## Exercise aim
Wherever the string "much" appears in the entries below, return the line that holds it.

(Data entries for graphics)
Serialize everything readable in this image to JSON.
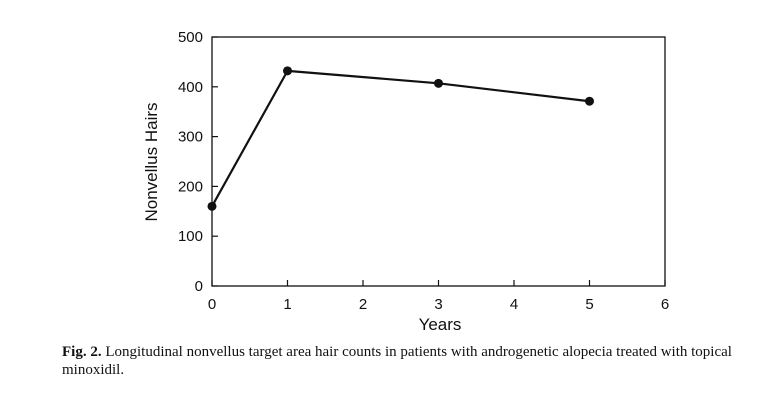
{
  "chart_data": {
    "type": "line",
    "x": [
      0,
      1,
      3,
      5
    ],
    "series": [
      {
        "values": [
          160,
          432,
          407,
          371
        ]
      }
    ],
    "xlabel": "Years",
    "ylabel": "Nonvellus Hairs",
    "xlim": [
      0,
      6
    ],
    "ylim": [
      0,
      500
    ],
    "xticks": [
      "0",
      "1",
      "2",
      "3",
      "4",
      "5",
      "6"
    ],
    "yticks": [
      "0",
      "100",
      "200",
      "300",
      "400",
      "500"
    ],
    "grid": false,
    "legend": "none"
  },
  "caption": {
    "label": "Fig. 2.",
    "text": "Longitudinal nonvellus target area hair counts in patients with androgenetic alopecia treated with topical minoxidil."
  }
}
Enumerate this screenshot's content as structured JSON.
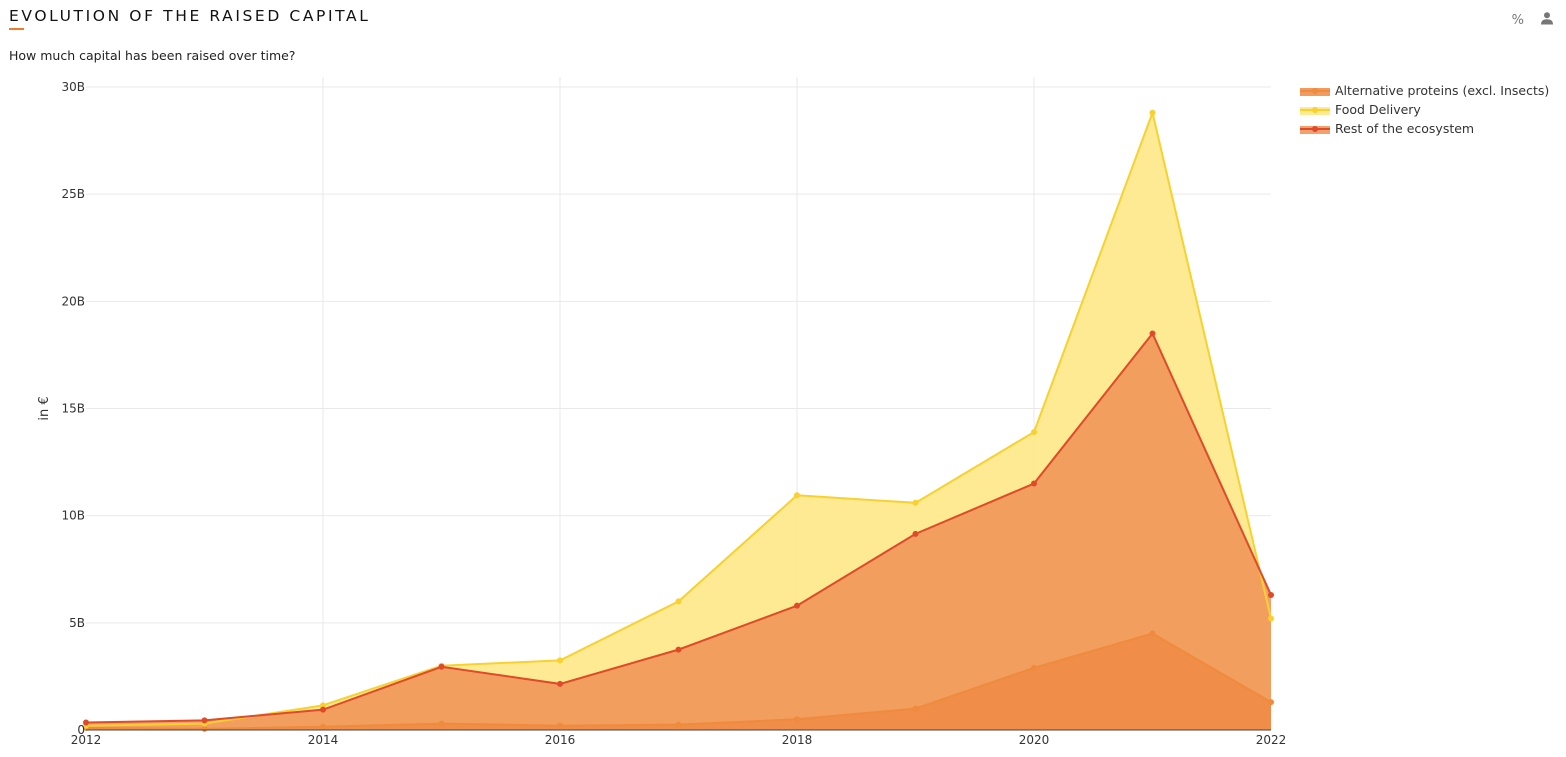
{
  "header": {
    "title": "EVOLUTION OF THE RAISED CAPITAL",
    "subtitle": "How much capital has been raised over time?"
  },
  "toolbar": {
    "percent_label": "%",
    "user_icon": "user-icon"
  },
  "colors": {
    "accent": "#f07b2a",
    "alt_proteins_line": "#f08a3c",
    "alt_proteins_fill": "#ef8a45",
    "food_delivery_line": "#f8d12f",
    "food_delivery_fill": "#fde98c",
    "rest_line": "#df4a2a",
    "rest_fill": "#ee9055"
  },
  "chart_data": {
    "type": "area",
    "title": "EVOLUTION OF THE RAISED CAPITAL",
    "subtitle": "How much capital has been raised over time?",
    "xlabel": "",
    "ylabel": "in €",
    "x": [
      2012,
      2013,
      2014,
      2015,
      2016,
      2017,
      2018,
      2019,
      2020,
      2021,
      2022
    ],
    "xlim": [
      2012,
      2022
    ],
    "ylim": [
      0,
      30000000000
    ],
    "x_ticks": [
      2012,
      2014,
      2016,
      2018,
      2020,
      2022
    ],
    "y_ticks": [
      0,
      5000000000,
      10000000000,
      15000000000,
      20000000000,
      25000000000,
      30000000000
    ],
    "y_tick_labels": [
      "0",
      "5B",
      "10B",
      "15B",
      "20B",
      "25B",
      "30B"
    ],
    "grid": true,
    "legend_position": "top-right",
    "series": [
      {
        "name": "Alternative proteins (excl. Insects)",
        "key": "alt",
        "values": [
          100000000.0,
          50000000.0,
          150000000.0,
          300000000.0,
          200000000.0,
          250000000.0,
          500000000.0,
          1000000000.0,
          2900000000.0,
          4500000000.0,
          1300000000.0
        ]
      },
      {
        "name": "Food Delivery",
        "key": "food",
        "values": [
          200000000.0,
          300000000.0,
          1150000000.0,
          3000000000.0,
          3250000000.0,
          6000000000.0,
          10950000000.0,
          10600000000.0,
          13900000000.0,
          28800000000.0,
          5200000000.0
        ]
      },
      {
        "name": "Rest of the ecosystem",
        "key": "rest",
        "values": [
          350000000.0,
          450000000.0,
          950000000.0,
          2950000000.0,
          2150000000.0,
          3750000000.0,
          5800000000.0,
          9150000000.0,
          11500000000.0,
          18500000000.0,
          6300000000.0
        ]
      }
    ]
  }
}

## Solution to the exercise
    "subtitle": "How much capital has been raised over time?"
    "subtitle": "How much capital has been raised over time?",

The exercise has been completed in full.